---------- Excerpted data ----------

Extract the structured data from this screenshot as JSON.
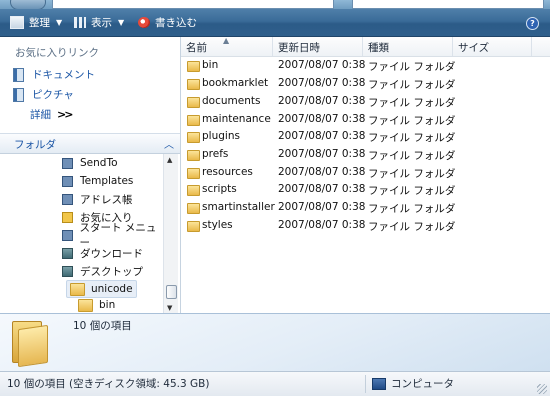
{
  "toolbar": {
    "organize_label": "整理",
    "views_label": "表示",
    "burn_label": "書き込む",
    "help_label": "?"
  },
  "nav": {
    "favorites_title": "お気に入りリンク",
    "favorites": [
      {
        "label": "ドキュメント"
      },
      {
        "label": "ピクチャ"
      }
    ],
    "more_label": "詳細",
    "folders_label": "フォルダ",
    "tree": [
      {
        "label": "SendTo",
        "icon": "shortcut-icon"
      },
      {
        "label": "Templates",
        "icon": "shortcut-icon"
      },
      {
        "label": "アドレス帳",
        "icon": "address-book-icon"
      },
      {
        "label": "お気に入り",
        "icon": "favorites-folder-icon"
      },
      {
        "label": "スタート メニュー",
        "icon": "shortcut-icon"
      },
      {
        "label": "ダウンロード",
        "icon": "downloads-folder-icon"
      },
      {
        "label": "デスクトップ",
        "icon": "desktop-folder-icon"
      },
      {
        "label": "unicode",
        "icon": "folder-icon"
      },
      {
        "label": "bin",
        "icon": "folder-icon"
      }
    ]
  },
  "list": {
    "columns": [
      "名前",
      "更新日時",
      "種類",
      "サイズ"
    ],
    "rows": [
      {
        "name": "bin",
        "date": "2007/08/07 0:38",
        "type": "ファイル フォルダ",
        "size": ""
      },
      {
        "name": "bookmarklet",
        "date": "2007/08/07 0:38",
        "type": "ファイル フォルダ",
        "size": ""
      },
      {
        "name": "documents",
        "date": "2007/08/07 0:38",
        "type": "ファイル フォルダ",
        "size": ""
      },
      {
        "name": "maintenance",
        "date": "2007/08/07 0:38",
        "type": "ファイル フォルダ",
        "size": ""
      },
      {
        "name": "plugins",
        "date": "2007/08/07 0:38",
        "type": "ファイル フォルダ",
        "size": ""
      },
      {
        "name": "prefs",
        "date": "2007/08/07 0:38",
        "type": "ファイル フォルダ",
        "size": ""
      },
      {
        "name": "resources",
        "date": "2007/08/07 0:38",
        "type": "ファイル フォルダ",
        "size": ""
      },
      {
        "name": "scripts",
        "date": "2007/08/07 0:38",
        "type": "ファイル フォルダ",
        "size": ""
      },
      {
        "name": "smartinstaller",
        "date": "2007/08/07 0:38",
        "type": "ファイル フォルダ",
        "size": ""
      },
      {
        "name": "styles",
        "date": "2007/08/07 0:38",
        "type": "ファイル フォルダ",
        "size": ""
      }
    ]
  },
  "details": {
    "count": "10 個の項目"
  },
  "status": {
    "left": "10 個の項目 (空きディスク領域: 45.3 GB)",
    "right": "コンピュータ"
  }
}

----------

[Stated goal]
Going through the entries above, report how many lines include the string "個の項目". The number alone is the answer.

[In response]
2